__Exercise requirements__
Print, exactly and completely, every entry in the data.
── Material for the task ──
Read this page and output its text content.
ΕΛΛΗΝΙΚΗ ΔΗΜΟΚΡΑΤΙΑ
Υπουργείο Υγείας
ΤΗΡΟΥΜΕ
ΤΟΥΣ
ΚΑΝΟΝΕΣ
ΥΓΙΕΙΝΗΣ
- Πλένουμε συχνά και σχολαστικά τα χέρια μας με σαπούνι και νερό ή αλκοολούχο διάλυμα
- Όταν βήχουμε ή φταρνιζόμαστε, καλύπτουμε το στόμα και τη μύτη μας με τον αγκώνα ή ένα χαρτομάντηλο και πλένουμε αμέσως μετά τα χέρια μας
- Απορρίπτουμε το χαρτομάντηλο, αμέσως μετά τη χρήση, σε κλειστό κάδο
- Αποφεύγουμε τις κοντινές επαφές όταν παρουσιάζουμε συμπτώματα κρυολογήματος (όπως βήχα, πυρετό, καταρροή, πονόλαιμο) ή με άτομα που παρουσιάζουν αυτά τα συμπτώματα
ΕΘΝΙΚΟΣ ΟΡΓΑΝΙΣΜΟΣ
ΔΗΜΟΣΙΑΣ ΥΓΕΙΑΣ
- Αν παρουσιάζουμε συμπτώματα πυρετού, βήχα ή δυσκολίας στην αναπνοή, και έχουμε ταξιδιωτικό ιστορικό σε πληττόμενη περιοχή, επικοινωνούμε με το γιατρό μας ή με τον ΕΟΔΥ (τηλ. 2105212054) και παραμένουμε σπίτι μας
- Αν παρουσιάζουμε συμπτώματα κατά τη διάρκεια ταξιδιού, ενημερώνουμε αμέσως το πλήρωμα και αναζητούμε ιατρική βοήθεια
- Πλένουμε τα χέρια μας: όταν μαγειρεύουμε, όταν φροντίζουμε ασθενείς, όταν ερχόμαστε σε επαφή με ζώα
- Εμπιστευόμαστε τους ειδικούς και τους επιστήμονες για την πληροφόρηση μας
───
__Right answer__
Read this page and output its text content.
ΕΛΛΗΝΙΚΗ ΔΗΜΟΚΡΑΤΙΑ
Υπουργείο Υγείας
ΤΗΡΟΥΜΕ
ΤΟΥΣ
ΚΑΝΟΝΕΣ
ΥΓΙΕΙΝΗΣ
- Πλένουμε συχνά και σχολαστικά τα χέρια μας με σαπούνι και νερό ή αλκοολούχο διάλυμα
- Όταν βήχουμε ή φταρνιζόμαστε, καλύπτουμε το στόμα και τη μύτη μας με τον αγκώνα ή ένα χαρτομάντηλο και πλένουμε αμέσως μετά τα χέρια μας
- Απορρίπτουμε το χαρτομάντηλο, αμέσως μετά τη χρήση, σε κλειστό κάδο
- Αποφεύγουμε τις κοντινές επαφές όταν παρουσιάζουμε συμπτώματα κρυολογήματος (όπως βήχα, πυρετό, καταρροή, πονόλαιμο) ή με άτομα που παρουσιάζουν αυτά τα συμπτώματα
ΕΘΝΙΚΟΣ ΟΡΓΑΝΙΣΜΟΣ
ΔΗΜΟΣΙΑΣ ΥΓΕΙΑΣ
- Αν παρουσιάζουμε συμπτώματα πυρετού, βήχα ή δυσκολίας στην αναπνοή, και έχουμε ταξιδιωτικό ιστορικό σε πληττόμενη περιοχή, επικοινωνούμε με το γιατρό μας ή με τον ΕΟΔΥ (τηλ. 2105212054) και παραμένουμε σπίτι μας
- Αν παρουσιάζουμε συμπτώματα κατά τη διάρκεια ταξιδιού, ενημερώνουμε αμέσως το πλήρωμα και αναζητούμε ιατρική βοήθεια
- Πλένουμε τα χέρια μας: όταν μαγειρεύουμε, όταν φροντίζουμε ασθενείς, όταν ερχόμαστε σε επαφή με ζώα
- Εμπιστευόμαστε τους ειδικούς και τους επιστήμονες για την πληροφόρηση μας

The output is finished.